[Task input start]
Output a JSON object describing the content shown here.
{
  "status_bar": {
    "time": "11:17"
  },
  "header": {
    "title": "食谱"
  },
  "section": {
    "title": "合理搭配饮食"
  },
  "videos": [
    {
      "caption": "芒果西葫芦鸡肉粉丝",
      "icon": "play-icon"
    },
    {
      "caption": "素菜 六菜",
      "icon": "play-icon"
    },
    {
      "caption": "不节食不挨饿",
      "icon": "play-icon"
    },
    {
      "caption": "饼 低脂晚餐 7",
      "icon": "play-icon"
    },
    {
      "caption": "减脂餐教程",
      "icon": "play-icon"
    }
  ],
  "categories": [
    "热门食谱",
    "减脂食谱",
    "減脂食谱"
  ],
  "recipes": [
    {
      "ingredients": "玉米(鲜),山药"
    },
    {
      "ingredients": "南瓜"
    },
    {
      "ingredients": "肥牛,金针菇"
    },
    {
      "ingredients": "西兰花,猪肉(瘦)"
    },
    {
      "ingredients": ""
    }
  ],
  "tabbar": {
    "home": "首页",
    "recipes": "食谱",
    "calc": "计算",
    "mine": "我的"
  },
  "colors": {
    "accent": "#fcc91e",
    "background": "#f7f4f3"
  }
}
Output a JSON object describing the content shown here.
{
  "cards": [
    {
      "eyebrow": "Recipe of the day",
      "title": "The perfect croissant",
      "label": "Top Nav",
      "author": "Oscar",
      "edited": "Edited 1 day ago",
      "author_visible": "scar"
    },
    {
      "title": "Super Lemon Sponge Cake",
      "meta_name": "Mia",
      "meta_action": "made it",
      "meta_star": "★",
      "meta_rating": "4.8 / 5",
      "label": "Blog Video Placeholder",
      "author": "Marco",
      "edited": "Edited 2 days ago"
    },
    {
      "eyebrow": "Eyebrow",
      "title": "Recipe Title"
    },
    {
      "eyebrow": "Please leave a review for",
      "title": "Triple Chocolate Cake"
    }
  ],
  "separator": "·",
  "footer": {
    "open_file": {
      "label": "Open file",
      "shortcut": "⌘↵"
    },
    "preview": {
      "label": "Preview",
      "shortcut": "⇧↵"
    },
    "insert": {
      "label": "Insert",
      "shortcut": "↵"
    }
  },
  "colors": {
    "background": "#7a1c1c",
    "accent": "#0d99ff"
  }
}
[Task input end]
(Set exercise): Type out all of the material again, word for word.

(Exercise response):
Output a JSON object describing the content shown here.
{
  "status_bar": {
    "time": "11:17"
  },
  "header": {
    "title": "食谱"
  },
  "section": {
    "title": "合理搭配饮食"
  },
  "videos": [
    {
      "caption": "芒果西葫芦鸡肉粉丝",
      "icon": "play-icon"
    },
    {
      "caption": "素菜 六菜",
      "icon": "play-icon"
    },
    {
      "caption": "不节食不挨饿",
      "icon": "play-icon"
    },
    {
      "caption": "饼 低脂晚餐 7",
      "icon": "play-icon"
    },
    {
      "caption": "减脂餐教程",
      "icon": "play-icon"
    }
  ],
  "categories": [
    "热门食谱",
    "减脂食谱",
    "減脂食谱"
  ],
  "recipes": [
    {
      "ingredients": "玉米(鲜),山药"
    },
    {
      "ingredients": "南瓜"
    },
    {
      "ingredients": "肥牛,金针菇"
    },
    {
      "ingredients": "西兰花,猪肉(瘦)"
    },
    {
      "ingredients": ""
    }
  ],
  "tabbar": {
    "home": "首页",
    "recipes": "食谱",
    "calc": "计算",
    "mine": "我的"
  },
  "colors": {
    "accent": "#fcc91e",
    "background": "#f7f4f3"
  }
}
Output a JSON object describing the content shown here.
{
  "cards": [
    {
      "eyebrow": "Recipe of the day",
      "title": "The perfect croissant",
      "label": "Top Nav",
      "author": "Oscar",
      "edited": "Edited 1 day ago",
      "author_visible": "scar"
    },
    {
      "title": "Super Lemon Sponge Cake",
      "meta_name": "Mia",
      "meta_action": "made it",
      "meta_star": "★",
      "meta_rating": "4.8 / 5",
      "label": "Blog Video Placeholder",
      "author": "Marco",
      "edited": "Edited 2 days ago"
    },
    {
      "eyebrow": "Eyebrow",
      "title": "Recipe Title"
    },
    {
      "eyebrow": "Please leave a review for",
      "title": "Triple Chocolate Cake"
    }
  ],
  "separator": "·",
  "footer": {
    "open_file": {
      "label": "Open file",
      "shortcut": "⌘↵"
    },
    "preview": {
      "label": "Preview",
      "shortcut": "⇧↵"
    },
    "insert": {
      "label": "Insert",
      "shortcut": "↵"
    }
  },
  "colors": {
    "background": "#7a1c1c",
    "accent": "#0d99ff"
  }
}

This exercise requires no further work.